- [Exercise directions]:
Out of the lines below, please list those that hold the string "amino".

- [Record list]:
▽
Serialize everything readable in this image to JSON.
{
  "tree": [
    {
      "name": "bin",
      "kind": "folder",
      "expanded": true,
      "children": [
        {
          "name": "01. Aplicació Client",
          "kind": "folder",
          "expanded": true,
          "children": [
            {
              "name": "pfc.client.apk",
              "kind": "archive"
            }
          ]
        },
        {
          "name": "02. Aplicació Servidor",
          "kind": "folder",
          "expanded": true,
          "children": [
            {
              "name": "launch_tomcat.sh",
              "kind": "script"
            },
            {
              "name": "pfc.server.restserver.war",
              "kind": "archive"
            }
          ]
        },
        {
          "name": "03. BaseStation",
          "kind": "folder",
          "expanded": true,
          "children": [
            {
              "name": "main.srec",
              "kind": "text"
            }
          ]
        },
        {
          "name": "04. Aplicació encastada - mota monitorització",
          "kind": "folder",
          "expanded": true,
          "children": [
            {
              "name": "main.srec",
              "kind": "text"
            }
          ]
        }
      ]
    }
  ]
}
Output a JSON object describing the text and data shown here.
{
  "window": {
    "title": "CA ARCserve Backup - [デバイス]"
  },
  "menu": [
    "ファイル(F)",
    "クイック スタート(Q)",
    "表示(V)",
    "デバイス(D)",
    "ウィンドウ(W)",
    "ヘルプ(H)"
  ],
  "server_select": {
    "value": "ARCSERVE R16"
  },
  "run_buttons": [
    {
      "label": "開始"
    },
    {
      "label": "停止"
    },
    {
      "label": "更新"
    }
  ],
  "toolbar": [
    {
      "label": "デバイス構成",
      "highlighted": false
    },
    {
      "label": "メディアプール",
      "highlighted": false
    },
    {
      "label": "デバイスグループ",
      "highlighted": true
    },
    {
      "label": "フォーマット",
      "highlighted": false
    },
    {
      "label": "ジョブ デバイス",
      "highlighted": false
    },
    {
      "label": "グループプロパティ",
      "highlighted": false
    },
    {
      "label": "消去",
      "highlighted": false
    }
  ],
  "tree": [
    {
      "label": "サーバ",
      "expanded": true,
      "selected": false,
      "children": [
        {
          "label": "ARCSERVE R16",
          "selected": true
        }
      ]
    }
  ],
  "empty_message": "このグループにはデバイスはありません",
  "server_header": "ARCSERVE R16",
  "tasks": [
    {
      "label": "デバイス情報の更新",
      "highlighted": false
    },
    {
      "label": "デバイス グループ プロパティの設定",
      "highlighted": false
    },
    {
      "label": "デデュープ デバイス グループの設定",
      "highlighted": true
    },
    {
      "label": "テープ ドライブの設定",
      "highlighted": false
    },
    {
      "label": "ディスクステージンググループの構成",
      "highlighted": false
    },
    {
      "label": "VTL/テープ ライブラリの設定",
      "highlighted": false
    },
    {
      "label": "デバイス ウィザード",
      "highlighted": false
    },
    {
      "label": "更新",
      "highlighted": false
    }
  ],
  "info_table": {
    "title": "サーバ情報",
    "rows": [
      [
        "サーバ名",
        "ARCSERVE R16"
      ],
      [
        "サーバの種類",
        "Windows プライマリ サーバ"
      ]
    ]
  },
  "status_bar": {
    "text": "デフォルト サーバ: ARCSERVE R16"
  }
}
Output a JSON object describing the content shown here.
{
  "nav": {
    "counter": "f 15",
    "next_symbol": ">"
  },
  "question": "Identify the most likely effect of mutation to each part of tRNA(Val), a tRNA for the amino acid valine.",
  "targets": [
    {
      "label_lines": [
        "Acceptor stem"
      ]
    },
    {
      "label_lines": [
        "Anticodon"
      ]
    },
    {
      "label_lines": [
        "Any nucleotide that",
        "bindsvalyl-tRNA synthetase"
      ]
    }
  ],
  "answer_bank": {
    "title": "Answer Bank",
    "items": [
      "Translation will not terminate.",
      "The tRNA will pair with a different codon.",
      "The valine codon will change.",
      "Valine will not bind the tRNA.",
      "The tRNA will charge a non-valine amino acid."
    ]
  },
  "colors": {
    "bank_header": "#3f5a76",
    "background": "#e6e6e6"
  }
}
△
- [Task response]:
  "question": "Identify the most likely effect of mutation to each part of tRNA(Val), a tRNA for the amino acid valine.",
      "The tRNA will charge a non-valine amino acid."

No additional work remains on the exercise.